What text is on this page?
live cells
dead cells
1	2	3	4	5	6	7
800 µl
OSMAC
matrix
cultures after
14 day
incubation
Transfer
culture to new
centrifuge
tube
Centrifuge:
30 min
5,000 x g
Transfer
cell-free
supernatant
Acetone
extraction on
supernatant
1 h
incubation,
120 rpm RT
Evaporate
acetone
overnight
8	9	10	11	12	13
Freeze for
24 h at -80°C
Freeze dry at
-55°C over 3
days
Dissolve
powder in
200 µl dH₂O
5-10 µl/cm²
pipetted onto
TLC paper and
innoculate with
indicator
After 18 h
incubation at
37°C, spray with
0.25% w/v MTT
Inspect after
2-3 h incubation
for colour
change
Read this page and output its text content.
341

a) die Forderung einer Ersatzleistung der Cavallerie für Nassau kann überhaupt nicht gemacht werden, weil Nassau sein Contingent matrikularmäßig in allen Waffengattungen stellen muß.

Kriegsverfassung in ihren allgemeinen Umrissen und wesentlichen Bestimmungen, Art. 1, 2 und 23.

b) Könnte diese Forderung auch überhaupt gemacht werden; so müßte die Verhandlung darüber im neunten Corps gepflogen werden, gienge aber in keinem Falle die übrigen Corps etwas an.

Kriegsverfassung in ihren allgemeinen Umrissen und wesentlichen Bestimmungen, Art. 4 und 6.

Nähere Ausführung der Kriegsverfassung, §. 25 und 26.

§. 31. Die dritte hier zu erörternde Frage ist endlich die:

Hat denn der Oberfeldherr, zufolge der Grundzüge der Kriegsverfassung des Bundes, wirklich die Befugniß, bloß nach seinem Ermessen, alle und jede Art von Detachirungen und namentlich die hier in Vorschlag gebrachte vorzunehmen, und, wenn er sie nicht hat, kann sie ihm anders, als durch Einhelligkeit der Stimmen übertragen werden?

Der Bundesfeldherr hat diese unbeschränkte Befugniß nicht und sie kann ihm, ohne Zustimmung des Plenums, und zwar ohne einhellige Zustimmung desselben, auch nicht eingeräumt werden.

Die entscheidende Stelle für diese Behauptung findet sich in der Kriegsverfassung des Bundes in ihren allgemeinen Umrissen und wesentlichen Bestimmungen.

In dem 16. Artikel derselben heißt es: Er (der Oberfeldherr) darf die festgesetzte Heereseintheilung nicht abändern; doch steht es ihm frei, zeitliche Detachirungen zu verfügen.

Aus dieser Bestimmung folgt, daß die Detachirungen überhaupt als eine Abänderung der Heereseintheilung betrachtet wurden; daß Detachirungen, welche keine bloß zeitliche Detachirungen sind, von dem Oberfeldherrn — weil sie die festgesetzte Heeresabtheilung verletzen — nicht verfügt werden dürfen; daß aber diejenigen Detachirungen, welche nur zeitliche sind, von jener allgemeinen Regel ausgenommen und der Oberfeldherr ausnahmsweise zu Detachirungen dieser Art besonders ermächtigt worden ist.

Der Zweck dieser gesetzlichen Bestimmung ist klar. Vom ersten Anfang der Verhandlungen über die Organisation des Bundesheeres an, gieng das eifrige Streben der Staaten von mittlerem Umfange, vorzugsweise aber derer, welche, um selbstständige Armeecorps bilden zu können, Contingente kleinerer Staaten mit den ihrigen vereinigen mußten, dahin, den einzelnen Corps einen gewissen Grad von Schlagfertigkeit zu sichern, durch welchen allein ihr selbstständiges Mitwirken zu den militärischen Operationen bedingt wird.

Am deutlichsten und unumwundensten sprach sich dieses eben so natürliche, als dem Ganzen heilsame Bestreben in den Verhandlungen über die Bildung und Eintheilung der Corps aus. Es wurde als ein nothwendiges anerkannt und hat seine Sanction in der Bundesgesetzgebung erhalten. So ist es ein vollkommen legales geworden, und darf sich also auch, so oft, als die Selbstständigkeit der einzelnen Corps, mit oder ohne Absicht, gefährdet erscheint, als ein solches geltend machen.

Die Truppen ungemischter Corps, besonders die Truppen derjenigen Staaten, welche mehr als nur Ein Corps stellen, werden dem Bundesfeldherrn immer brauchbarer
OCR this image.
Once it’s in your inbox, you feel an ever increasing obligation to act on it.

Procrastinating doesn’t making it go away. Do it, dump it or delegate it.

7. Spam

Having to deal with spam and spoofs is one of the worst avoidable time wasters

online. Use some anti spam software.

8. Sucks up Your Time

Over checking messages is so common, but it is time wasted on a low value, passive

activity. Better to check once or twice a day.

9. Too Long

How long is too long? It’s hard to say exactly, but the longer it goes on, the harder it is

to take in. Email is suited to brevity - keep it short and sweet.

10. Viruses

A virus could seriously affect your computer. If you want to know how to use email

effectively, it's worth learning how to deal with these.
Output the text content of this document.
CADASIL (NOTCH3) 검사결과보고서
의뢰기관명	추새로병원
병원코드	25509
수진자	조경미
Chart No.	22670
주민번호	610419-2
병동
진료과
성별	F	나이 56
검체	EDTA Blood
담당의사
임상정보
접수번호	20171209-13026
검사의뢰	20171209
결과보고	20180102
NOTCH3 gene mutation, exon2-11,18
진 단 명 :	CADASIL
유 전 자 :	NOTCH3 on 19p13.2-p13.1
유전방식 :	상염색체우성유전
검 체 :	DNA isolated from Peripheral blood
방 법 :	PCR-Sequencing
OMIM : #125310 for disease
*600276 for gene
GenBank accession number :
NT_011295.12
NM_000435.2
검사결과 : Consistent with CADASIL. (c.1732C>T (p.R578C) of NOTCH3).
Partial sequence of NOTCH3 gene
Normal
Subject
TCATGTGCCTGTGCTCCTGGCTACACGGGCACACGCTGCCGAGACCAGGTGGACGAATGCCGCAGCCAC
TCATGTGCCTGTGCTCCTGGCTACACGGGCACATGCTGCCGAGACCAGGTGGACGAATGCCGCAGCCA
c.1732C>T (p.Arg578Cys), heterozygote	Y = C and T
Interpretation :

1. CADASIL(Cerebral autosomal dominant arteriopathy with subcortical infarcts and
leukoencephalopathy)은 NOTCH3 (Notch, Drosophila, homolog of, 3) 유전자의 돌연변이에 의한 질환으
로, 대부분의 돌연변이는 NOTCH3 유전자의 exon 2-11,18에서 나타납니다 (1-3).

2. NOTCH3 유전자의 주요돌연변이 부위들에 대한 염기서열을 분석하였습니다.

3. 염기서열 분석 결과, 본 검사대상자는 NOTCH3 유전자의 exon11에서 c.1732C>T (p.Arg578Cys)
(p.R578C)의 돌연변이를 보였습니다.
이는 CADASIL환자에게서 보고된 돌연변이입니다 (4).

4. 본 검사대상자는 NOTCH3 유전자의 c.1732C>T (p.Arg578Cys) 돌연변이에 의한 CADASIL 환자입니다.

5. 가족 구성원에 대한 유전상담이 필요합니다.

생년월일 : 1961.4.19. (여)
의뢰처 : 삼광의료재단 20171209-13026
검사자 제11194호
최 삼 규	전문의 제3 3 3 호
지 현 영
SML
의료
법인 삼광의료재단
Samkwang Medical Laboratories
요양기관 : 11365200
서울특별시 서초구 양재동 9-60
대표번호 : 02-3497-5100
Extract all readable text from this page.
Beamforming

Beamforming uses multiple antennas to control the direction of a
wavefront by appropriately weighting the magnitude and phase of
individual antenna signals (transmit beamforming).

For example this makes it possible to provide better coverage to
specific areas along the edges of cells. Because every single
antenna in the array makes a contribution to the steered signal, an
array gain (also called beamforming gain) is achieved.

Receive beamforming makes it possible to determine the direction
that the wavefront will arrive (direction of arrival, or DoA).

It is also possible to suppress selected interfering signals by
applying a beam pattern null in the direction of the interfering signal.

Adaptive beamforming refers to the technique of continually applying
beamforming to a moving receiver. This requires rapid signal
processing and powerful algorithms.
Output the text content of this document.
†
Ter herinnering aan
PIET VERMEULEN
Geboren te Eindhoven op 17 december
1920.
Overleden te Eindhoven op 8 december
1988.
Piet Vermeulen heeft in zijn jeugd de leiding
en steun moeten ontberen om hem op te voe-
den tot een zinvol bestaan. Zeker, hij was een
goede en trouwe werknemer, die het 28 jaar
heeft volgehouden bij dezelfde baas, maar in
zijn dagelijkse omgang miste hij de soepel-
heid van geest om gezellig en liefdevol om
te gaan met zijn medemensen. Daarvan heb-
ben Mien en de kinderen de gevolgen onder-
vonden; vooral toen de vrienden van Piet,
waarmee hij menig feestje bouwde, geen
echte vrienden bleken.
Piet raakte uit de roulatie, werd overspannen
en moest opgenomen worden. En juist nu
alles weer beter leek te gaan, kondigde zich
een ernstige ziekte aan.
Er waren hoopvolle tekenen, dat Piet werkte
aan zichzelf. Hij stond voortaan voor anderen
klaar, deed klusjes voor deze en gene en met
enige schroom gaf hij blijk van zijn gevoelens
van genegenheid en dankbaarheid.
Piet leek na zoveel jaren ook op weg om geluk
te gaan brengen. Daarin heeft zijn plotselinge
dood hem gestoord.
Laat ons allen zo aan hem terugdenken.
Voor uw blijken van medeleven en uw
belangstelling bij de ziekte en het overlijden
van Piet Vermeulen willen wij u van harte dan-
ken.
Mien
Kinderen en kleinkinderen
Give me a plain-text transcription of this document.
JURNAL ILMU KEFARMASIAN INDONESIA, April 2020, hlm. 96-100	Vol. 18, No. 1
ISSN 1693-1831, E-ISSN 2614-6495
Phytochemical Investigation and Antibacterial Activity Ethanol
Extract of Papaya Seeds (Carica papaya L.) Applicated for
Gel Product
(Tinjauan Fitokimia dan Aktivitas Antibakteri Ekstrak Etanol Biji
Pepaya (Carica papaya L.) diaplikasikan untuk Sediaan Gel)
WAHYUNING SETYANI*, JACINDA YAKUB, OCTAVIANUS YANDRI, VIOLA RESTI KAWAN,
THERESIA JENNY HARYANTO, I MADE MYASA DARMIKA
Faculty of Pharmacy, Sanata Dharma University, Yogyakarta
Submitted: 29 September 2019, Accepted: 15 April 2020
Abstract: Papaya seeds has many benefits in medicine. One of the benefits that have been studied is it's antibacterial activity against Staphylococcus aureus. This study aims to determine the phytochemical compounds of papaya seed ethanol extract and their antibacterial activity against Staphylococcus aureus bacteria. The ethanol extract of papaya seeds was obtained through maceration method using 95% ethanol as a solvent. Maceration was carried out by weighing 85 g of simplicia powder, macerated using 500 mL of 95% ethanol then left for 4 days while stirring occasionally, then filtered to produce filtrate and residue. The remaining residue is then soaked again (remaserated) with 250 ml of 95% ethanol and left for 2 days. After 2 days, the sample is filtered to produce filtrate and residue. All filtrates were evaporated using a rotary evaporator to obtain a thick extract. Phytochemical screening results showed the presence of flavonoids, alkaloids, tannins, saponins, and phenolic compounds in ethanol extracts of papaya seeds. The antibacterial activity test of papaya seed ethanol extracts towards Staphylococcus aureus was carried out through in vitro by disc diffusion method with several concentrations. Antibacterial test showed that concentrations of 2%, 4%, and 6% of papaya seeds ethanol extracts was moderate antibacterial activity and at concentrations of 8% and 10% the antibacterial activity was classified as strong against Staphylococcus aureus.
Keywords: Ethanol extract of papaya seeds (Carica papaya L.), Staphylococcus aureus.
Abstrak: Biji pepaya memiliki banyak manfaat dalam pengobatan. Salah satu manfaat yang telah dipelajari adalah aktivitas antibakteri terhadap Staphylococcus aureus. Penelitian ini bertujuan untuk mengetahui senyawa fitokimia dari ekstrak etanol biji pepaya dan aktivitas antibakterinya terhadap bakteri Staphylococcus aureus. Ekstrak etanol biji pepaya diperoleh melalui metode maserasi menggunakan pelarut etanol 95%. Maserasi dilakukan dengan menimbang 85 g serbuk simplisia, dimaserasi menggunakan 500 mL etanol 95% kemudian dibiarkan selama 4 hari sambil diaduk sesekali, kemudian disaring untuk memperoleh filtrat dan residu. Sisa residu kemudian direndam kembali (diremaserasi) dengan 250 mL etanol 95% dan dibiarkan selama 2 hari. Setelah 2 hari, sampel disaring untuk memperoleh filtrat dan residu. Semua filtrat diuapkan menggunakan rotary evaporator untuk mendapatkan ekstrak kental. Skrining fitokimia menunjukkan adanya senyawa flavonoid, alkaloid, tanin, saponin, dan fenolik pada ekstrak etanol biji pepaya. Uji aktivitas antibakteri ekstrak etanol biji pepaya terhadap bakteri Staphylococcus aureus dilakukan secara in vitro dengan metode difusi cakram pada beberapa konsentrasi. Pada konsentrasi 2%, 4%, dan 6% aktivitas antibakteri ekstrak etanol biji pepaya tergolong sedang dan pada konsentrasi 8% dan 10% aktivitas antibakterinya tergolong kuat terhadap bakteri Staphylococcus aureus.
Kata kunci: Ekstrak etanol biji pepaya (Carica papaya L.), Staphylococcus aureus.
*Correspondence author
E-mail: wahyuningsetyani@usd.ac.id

▬▬▬▬▬▬▬▬▬▬

-- Required work --
From the data, collect all lines where the string "Eindhoven" appears.

-- Answer section --
Geboren te Eindhoven op 17 december
Overleden te Eindhoven op 8 december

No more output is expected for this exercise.